-- Start Recorded information --

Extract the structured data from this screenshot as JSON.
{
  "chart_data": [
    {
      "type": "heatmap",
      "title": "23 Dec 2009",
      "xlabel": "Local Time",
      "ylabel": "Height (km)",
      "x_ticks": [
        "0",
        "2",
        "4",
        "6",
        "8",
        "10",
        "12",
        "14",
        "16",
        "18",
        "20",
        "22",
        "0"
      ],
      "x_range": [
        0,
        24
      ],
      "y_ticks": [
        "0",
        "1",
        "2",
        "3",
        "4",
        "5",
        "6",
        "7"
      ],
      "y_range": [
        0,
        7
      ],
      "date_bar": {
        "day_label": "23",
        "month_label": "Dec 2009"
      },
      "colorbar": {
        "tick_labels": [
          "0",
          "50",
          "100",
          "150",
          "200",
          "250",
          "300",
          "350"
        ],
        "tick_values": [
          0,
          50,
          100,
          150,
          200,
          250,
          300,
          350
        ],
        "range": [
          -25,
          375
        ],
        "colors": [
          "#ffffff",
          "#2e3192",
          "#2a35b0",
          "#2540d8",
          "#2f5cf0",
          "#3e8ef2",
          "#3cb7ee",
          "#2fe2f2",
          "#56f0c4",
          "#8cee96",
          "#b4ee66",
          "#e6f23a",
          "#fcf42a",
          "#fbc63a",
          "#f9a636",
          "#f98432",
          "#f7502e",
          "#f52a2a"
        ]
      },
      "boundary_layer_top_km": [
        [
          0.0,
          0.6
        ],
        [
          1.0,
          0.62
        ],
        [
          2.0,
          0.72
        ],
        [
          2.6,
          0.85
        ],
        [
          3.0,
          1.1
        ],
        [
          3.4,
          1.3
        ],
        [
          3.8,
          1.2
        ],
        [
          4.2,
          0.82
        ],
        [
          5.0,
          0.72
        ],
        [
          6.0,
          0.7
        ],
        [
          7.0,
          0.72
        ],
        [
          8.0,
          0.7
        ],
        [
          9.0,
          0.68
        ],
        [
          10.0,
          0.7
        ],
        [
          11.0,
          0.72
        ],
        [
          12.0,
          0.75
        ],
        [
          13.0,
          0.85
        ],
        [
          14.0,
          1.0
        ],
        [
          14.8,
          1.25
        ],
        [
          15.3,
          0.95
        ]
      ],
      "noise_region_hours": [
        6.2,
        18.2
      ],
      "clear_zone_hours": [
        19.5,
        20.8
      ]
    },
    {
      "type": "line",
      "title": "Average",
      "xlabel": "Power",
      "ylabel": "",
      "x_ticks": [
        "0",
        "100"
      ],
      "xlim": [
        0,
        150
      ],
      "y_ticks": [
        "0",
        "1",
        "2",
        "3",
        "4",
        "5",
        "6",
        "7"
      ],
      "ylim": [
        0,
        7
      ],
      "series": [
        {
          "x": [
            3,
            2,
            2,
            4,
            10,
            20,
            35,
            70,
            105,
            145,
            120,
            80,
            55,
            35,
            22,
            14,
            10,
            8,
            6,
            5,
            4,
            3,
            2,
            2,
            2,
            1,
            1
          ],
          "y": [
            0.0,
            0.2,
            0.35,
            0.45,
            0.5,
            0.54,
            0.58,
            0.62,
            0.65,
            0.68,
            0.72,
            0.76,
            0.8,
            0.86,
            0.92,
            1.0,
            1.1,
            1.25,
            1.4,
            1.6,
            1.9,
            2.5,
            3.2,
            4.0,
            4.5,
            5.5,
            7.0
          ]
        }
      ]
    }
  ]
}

-- End Recorded information --

Problem →
Return the whole listing exactly, with every line included.

Solution →
Extract the structured data from this screenshot as JSON.
{
  "chart_data": [
    {
      "type": "heatmap",
      "title": "23 Dec 2009",
      "xlabel": "Local Time",
      "ylabel": "Height (km)",
      "x_ticks": [
        "0",
        "2",
        "4",
        "6",
        "8",
        "10",
        "12",
        "14",
        "16",
        "18",
        "20",
        "22",
        "0"
      ],
      "x_range": [
        0,
        24
      ],
      "y_ticks": [
        "0",
        "1",
        "2",
        "3",
        "4",
        "5",
        "6",
        "7"
      ],
      "y_range": [
        0,
        7
      ],
      "date_bar": {
        "day_label": "23",
        "month_label": "Dec 2009"
      },
      "colorbar": {
        "tick_labels": [
          "0",
          "50",
          "100",
          "150",
          "200",
          "250",
          "300",
          "350"
        ],
        "tick_values": [
          0,
          50,
          100,
          150,
          200,
          250,
          300,
          350
        ],
        "range": [
          -25,
          375
        ],
        "colors": [
          "#ffffff",
          "#2e3192",
          "#2a35b0",
          "#2540d8",
          "#2f5cf0",
          "#3e8ef2",
          "#3cb7ee",
          "#2fe2f2",
          "#56f0c4",
          "#8cee96",
          "#b4ee66",
          "#e6f23a",
          "#fcf42a",
          "#fbc63a",
          "#f9a636",
          "#f98432",
          "#f7502e",
          "#f52a2a"
        ]
      },
      "boundary_layer_top_km": [
        [
          0.0,
          0.6
        ],
        [
          1.0,
          0.62
        ],
        [
          2.0,
          0.72
        ],
        [
          2.6,
          0.85
        ],
        [
          3.0,
          1.1
        ],
        [
          3.4,
          1.3
        ],
        [
          3.8,
          1.2
        ],
        [
          4.2,
          0.82
        ],
        [
          5.0,
          0.72
        ],
        [
          6.0,
          0.7
        ],
        [
          7.0,
          0.72
        ],
        [
          8.0,
          0.7
        ],
        [
          9.0,
          0.68
        ],
        [
          10.0,
          0.7
        ],
        [
          11.0,
          0.72
        ],
        [
          12.0,
          0.75
        ],
        [
          13.0,
          0.85
        ],
        [
          14.0,
          1.0
        ],
        [
          14.8,
          1.25
        ],
        [
          15.3,
          0.95
        ]
      ],
      "noise_region_hours": [
        6.2,
        18.2
      ],
      "clear_zone_hours": [
        19.5,
        20.8
      ]
    },
    {
      "type": "line",
      "title": "Average",
      "xlabel": "Power",
      "ylabel": "",
      "x_ticks": [
        "0",
        "100"
      ],
      "xlim": [
        0,
        150
      ],
      "y_ticks": [
        "0",
        "1",
        "2",
        "3",
        "4",
        "5",
        "6",
        "7"
      ],
      "ylim": [
        0,
        7
      ],
      "series": [
        {
          "x": [
            3,
            2,
            2,
            4,
            10,
            20,
            35,
            70,
            105,
            145,
            120,
            80,
            55,
            35,
            22,
            14,
            10,
            8,
            6,
            5,
            4,
            3,
            2,
            2,
            2,
            1,
            1
          ],
          "y": [
            0.0,
            0.2,
            0.35,
            0.45,
            0.5,
            0.54,
            0.58,
            0.62,
            0.65,
            0.68,
            0.72,
            0.76,
            0.8,
            0.86,
            0.92,
            1.0,
            1.1,
            1.25,
            1.4,
            1.6,
            1.9,
            2.5,
            3.2,
            4.0,
            4.5,
            5.5,
            7.0
          ]
        }
      ]
    }
  ]
}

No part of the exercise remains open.